Passage for review:
- - -

Olo has also expanded what it does, Glass noted, as it's been upgrading its platform allow restaurants to offer delivery — without actually having to build up its own infrastructure to support it.
“We also have been operationalizing delivery through a nationwide network of 3rd party delivery couriers called Dispatch. The customer pays for their meal, they can also pay for delivery — and those funds flow through our platform to the delivery provider and the restaurant respectively.”
The goal, he said — for Olo and the restaurants it serves — is two fold. The first is to tap into the digital consumer, and realize that at all times there is an access point ready to be used. The second is to realize that the digital consumer isn’t the same consumer that existed ten years ago, now with a better phone. This customer is on-the-go and expects most of its services to follow suit.
“I think those two things and these restaurants seeing the early success from brands like Panera and Starbucks has really kicked off a new arms race when it comes to convenience for the on-demand consumer.”
And recently, Olo has helped another big name in chain restaurants up the level of is competitive game — by helping bring order ahead to Red Robin.
Red Robin Goes Order Ahead
Red Robin has recently, with Olo’s help, made it easier for consumers to get their hands on grommet burgers faster with the nationwide launch of its online order platform. On desktop or mobile, consumers can now go to the Red Robin site, place their orders, schedule pick-up times and pay. The food will be ready, cooked to order and on time.
“What makes Red Robin special,” Glass noted, “is that from the top down they are fully committed to not just bringing it in as a side project, but really adapting the business to this. Starting with the CEO Denny Post, they have really bought into digital ordering being a revolutionary moment within the industry — not just an evolutionary moment. She sees it as a critical strategic element of Red Robin’s future.”
Olo also hinted — though could not confirm since Red Robin is “publicly traded” — that mobile order ahead was more the beginning of Red Robin’s digital adventures than the conclusion — but did note the world would have to “wait and see.”
The biggest change that comes with mobile order ahead and delivery on demand expanding is that in many ways it will change how customers see convenience food — as the distinction between what someone really wants to eat, and what they can get ahold of quickly, dissolves to an increasingly degree.
“What we are seeing is mobile order ahead neutralizing the convenience advantage of fast food players because of the power of made-in-advance and made-to-order. So you can have a Red Robin gourmet burger the way you like it ready on time, or you can have a pre-made fast food experience. And I think may consumers, holding convenience equal between the two places, are going to pick Red Robin over fast food ten times out of ten.”
Fast casual can go where where only quick service has gone before — low wait or no wait service.
How will the world of food look when that playing field is level? That remains to be seen. But it seems like a sure bet that consumers will spend less time waiting and more time eating what they actually want as opposed to what they happened across.

- - -

Records provided:
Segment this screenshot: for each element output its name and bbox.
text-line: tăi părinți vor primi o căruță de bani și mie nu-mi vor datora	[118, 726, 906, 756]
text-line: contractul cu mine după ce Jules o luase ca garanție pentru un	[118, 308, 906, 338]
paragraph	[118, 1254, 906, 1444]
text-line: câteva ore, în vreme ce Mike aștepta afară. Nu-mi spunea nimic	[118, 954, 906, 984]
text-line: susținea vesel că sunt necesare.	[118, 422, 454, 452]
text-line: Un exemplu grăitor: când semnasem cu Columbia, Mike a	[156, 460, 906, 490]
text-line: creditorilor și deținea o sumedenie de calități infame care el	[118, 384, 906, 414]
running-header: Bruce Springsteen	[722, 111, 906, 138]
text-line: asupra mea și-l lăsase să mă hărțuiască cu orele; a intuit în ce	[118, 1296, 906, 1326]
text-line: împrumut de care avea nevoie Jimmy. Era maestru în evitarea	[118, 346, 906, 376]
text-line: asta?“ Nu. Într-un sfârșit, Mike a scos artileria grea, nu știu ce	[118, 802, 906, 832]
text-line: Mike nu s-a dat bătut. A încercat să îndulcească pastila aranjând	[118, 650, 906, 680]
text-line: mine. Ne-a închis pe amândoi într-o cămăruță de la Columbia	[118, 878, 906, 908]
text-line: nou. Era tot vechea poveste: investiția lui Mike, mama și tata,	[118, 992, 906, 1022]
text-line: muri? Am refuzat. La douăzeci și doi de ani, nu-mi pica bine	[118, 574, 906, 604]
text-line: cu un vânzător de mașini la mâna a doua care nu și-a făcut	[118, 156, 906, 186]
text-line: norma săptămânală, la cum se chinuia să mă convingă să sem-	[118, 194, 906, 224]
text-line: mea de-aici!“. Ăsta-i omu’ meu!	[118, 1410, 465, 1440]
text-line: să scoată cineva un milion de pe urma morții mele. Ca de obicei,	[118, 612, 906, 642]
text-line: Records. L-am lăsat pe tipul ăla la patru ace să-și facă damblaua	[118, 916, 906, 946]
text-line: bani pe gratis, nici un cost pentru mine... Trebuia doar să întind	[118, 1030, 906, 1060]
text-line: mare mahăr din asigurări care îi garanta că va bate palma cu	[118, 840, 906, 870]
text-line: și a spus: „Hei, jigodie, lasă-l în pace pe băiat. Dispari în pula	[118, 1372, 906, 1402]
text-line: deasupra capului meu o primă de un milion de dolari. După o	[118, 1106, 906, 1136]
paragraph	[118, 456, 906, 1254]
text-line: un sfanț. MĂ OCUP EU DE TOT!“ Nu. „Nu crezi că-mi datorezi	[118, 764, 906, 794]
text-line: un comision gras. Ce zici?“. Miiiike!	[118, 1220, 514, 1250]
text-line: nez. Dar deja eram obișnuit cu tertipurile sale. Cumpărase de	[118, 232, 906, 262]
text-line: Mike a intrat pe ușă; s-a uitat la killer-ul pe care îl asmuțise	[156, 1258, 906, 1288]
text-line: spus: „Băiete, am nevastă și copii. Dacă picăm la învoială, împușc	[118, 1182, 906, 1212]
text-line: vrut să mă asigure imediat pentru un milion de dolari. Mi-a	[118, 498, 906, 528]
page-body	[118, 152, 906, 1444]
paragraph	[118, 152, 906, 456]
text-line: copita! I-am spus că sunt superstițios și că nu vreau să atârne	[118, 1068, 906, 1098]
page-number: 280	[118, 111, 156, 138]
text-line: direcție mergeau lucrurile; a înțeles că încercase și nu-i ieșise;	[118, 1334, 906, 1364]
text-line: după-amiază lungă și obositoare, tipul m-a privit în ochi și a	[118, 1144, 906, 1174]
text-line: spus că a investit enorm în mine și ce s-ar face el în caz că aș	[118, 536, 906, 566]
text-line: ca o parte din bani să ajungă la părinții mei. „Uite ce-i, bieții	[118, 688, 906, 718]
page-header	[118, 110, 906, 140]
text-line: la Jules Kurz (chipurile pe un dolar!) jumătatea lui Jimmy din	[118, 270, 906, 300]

- - -

What is being asked: In the text on Olo and restaurant ordering, reproduce word for word the stretch that begins at the words "Olo has also" and stops after "to support it.".

Worked solution:
Olo has also expanded what it does, Glass noted, as it's been upgrading its platform allow restaurants to offer delivery — without actually having to build up its own infrastructure to support it.